WORK TO DO> Reproduce all the entries precisely.

--- BEGIN DATA EXCERPTS ---

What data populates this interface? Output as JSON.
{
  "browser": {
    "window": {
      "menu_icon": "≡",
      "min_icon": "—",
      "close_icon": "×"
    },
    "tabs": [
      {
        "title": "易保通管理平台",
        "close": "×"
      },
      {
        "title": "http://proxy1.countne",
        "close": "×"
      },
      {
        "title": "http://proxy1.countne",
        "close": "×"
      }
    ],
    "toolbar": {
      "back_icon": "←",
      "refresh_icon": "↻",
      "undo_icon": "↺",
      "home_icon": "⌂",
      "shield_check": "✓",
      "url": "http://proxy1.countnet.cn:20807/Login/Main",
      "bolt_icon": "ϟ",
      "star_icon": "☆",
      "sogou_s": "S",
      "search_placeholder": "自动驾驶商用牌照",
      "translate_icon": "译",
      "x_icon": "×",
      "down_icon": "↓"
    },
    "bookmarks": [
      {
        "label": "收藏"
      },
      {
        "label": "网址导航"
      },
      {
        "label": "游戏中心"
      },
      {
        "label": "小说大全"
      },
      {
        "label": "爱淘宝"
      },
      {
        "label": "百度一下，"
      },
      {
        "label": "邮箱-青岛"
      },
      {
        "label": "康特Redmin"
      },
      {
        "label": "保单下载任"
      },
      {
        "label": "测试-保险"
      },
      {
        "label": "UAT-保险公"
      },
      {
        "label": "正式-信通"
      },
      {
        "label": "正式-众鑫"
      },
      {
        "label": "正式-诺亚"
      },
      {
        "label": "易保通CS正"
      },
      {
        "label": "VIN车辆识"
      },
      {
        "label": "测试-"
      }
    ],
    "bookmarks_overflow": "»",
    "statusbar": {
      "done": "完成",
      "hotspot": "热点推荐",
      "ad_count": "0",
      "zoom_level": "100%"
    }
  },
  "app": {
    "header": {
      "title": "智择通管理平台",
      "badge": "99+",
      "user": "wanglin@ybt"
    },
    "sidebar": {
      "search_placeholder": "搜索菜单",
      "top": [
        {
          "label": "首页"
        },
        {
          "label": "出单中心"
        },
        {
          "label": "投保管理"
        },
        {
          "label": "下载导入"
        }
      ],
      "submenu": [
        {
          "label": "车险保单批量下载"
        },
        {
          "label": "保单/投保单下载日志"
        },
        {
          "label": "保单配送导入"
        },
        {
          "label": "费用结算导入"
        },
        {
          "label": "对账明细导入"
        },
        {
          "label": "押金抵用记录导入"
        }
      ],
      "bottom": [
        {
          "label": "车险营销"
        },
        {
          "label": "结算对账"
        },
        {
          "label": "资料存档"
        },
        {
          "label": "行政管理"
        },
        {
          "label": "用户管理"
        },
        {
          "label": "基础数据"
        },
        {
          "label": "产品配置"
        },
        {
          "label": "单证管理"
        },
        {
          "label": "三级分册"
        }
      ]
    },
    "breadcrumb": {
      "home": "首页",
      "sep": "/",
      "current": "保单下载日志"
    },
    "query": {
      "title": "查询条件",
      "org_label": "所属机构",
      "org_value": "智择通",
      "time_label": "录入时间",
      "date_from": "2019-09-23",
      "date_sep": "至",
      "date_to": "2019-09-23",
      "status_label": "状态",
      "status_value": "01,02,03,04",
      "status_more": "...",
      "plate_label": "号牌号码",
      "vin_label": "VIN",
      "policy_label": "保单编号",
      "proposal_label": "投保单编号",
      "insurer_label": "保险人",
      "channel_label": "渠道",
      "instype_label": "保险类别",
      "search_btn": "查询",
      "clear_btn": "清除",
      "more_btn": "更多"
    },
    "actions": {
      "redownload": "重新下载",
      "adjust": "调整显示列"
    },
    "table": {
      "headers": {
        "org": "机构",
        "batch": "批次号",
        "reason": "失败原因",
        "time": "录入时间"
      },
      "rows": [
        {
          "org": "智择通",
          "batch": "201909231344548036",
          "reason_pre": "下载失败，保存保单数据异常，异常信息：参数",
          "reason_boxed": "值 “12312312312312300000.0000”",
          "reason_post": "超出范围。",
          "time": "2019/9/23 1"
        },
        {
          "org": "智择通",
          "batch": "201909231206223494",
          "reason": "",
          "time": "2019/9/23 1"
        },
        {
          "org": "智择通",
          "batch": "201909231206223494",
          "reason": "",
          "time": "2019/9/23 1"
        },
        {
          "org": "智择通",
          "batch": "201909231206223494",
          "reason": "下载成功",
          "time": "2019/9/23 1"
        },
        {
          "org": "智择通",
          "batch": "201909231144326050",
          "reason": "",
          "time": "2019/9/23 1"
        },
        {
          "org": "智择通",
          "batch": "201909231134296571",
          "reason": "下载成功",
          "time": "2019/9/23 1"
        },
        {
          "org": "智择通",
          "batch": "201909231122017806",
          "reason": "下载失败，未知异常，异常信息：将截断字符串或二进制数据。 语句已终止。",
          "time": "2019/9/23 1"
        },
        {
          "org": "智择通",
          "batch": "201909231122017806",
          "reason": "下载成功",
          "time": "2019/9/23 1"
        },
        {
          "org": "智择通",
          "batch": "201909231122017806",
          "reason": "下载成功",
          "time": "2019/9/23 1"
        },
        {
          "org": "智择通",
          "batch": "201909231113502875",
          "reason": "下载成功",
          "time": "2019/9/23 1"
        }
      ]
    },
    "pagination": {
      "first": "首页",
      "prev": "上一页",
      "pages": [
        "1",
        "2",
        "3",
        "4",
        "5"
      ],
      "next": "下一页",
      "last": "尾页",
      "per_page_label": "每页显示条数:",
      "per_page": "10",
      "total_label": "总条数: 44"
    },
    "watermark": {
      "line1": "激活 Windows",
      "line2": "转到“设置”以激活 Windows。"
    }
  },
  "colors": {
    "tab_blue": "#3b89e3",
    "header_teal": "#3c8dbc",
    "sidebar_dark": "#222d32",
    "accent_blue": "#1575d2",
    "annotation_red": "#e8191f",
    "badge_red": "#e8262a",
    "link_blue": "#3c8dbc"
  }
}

--- END DATA EXCERPTS ---

ANSWER TO THE EXERCISE>
What data populates this interface? Output as JSON.
{
  "browser": {
    "window": {
      "menu_icon": "≡",
      "min_icon": "—",
      "close_icon": "×"
    },
    "tabs": [
      {
        "title": "易保通管理平台",
        "close": "×"
      },
      {
        "title": "http://proxy1.countne",
        "close": "×"
      },
      {
        "title": "http://proxy1.countne",
        "close": "×"
      }
    ],
    "toolbar": {
      "back_icon": "←",
      "refresh_icon": "↻",
      "undo_icon": "↺",
      "home_icon": "⌂",
      "shield_check": "✓",
      "url": "http://proxy1.countnet.cn:20807/Login/Main",
      "bolt_icon": "ϟ",
      "star_icon": "☆",
      "sogou_s": "S",
      "search_placeholder": "自动驾驶商用牌照",
      "translate_icon": "译",
      "x_icon": "×",
      "down_icon": "↓"
    },
    "bookmarks": [
      {
        "label": "收藏"
      },
      {
        "label": "网址导航"
      },
      {
        "label": "游戏中心"
      },
      {
        "label": "小说大全"
      },
      {
        "label": "爱淘宝"
      },
      {
        "label": "百度一下，"
      },
      {
        "label": "邮箱-青岛"
      },
      {
        "label": "康特Redmin"
      },
      {
        "label": "保单下载任"
      },
      {
        "label": "测试-保险"
      },
      {
        "label": "UAT-保险公"
      },
      {
        "label": "正式-信通"
      },
      {
        "label": "正式-众鑫"
      },
      {
        "label": "正式-诺亚"
      },
      {
        "label": "易保通CS正"
      },
      {
        "label": "VIN车辆识"
      },
      {
        "label": "测试-"
      }
    ],
    "bookmarks_overflow": "»",
    "statusbar": {
      "done": "完成",
      "hotspot": "热点推荐",
      "ad_count": "0",
      "zoom_level": "100%"
    }
  },
  "app": {
    "header": {
      "title": "智择通管理平台",
      "badge": "99+",
      "user": "wanglin@ybt"
    },
    "sidebar": {
      "search_placeholder": "搜索菜单",
      "top": [
        {
          "label": "首页"
        },
        {
          "label": "出单中心"
        },
        {
          "label": "投保管理"
        },
        {
          "label": "下载导入"
        }
      ],
      "submenu": [
        {
          "label": "车险保单批量下载"
        },
        {
          "label": "保单/投保单下载日志"
        },
        {
          "label": "保单配送导入"
        },
        {
          "label": "费用结算导入"
        },
        {
          "label": "对账明细导入"
        },
        {
          "label": "押金抵用记录导入"
        }
      ],
      "bottom": [
        {
          "label": "车险营销"
        },
        {
          "label": "结算对账"
        },
        {
          "label": "资料存档"
        },
        {
          "label": "行政管理"
        },
        {
          "label": "用户管理"
        },
        {
          "label": "基础数据"
        },
        {
          "label": "产品配置"
        },
        {
          "label": "单证管理"
        },
        {
          "label": "三级分册"
        }
      ]
    },
    "breadcrumb": {
      "home": "首页",
      "sep": "/",
      "current": "保单下载日志"
    },
    "query": {
      "title": "查询条件",
      "org_label": "所属机构",
      "org_value": "智择通",
      "time_label": "录入时间",
      "date_from": "2019-09-23",
      "date_sep": "至",
      "date_to": "2019-09-23",
      "status_label": "状态",
      "status_value": "01,02,03,04",
      "status_more": "...",
      "plate_label": "号牌号码",
      "vin_label": "VIN",
      "policy_label": "保单编号",
      "proposal_label": "投保单编号",
      "insurer_label": "保险人",
      "channel_label": "渠道",
      "instype_label": "保险类别",
      "search_btn": "查询",
      "clear_btn": "清除",
      "more_btn": "更多"
    },
    "actions": {
      "redownload": "重新下载",
      "adjust": "调整显示列"
    },
    "table": {
      "headers": {
        "org": "机构",
        "batch": "批次号",
        "reason": "失败原因",
        "time": "录入时间"
      },
      "rows": [
        {
          "org": "智择通",
          "batch": "201909231344548036",
          "reason_pre": "下载失败，保存保单数据异常，异常信息：参数",
          "reason_boxed": "值 “12312312312312300000.0000”",
          "reason_post": "超出范围。",
          "time": "2019/9/23 1"
        },
        {
          "org": "智择通",
          "batch": "201909231206223494",
          "reason": "",
          "time": "2019/9/23 1"
        },
        {
          "org": "智择通",
          "batch": "201909231206223494",
          "reason": "",
          "time": "2019/9/23 1"
        },
        {
          "org": "智择通",
          "batch": "201909231206223494",
          "reason": "下载成功",
          "time": "2019/9/23 1"
        },
        {
          "org": "智择通",
          "batch": "201909231144326050",
          "reason": "",
          "time": "2019/9/23 1"
        },
        {
          "org": "智择通",
          "batch": "201909231134296571",
          "reason": "下载成功",
          "time": "2019/9/23 1"
        },
        {
          "org": "智择通",
          "batch": "201909231122017806",
          "reason": "下载失败，未知异常，异常信息：将截断字符串或二进制数据。 语句已终止。",
          "time": "2019/9/23 1"
        },
        {
          "org": "智择通",
          "batch": "201909231122017806",
          "reason": "下载成功",
          "time": "2019/9/23 1"
        },
        {
          "org": "智择通",
          "batch": "201909231122017806",
          "reason": "下载成功",
          "time": "2019/9/23 1"
        },
        {
          "org": "智择通",
          "batch": "201909231113502875",
          "reason": "下载成功",
          "time": "2019/9/23 1"
        }
      ]
    },
    "pagination": {
      "first": "首页",
      "prev": "上一页",
      "pages": [
        "1",
        "2",
        "3",
        "4",
        "5"
      ],
      "next": "下一页",
      "last": "尾页",
      "per_page_label": "每页显示条数:",
      "per_page": "10",
      "total_label": "总条数: 44"
    },
    "watermark": {
      "line1": "激活 Windows",
      "line2": "转到“设置”以激活 Windows。"
    }
  },
  "colors": {
    "tab_blue": "#3b89e3",
    "header_teal": "#3c8dbc",
    "sidebar_dark": "#222d32",
    "accent_blue": "#1575d2",
    "annotation_red": "#e8191f",
    "badge_red": "#e8262a",
    "link_blue": "#3c8dbc"
  }
}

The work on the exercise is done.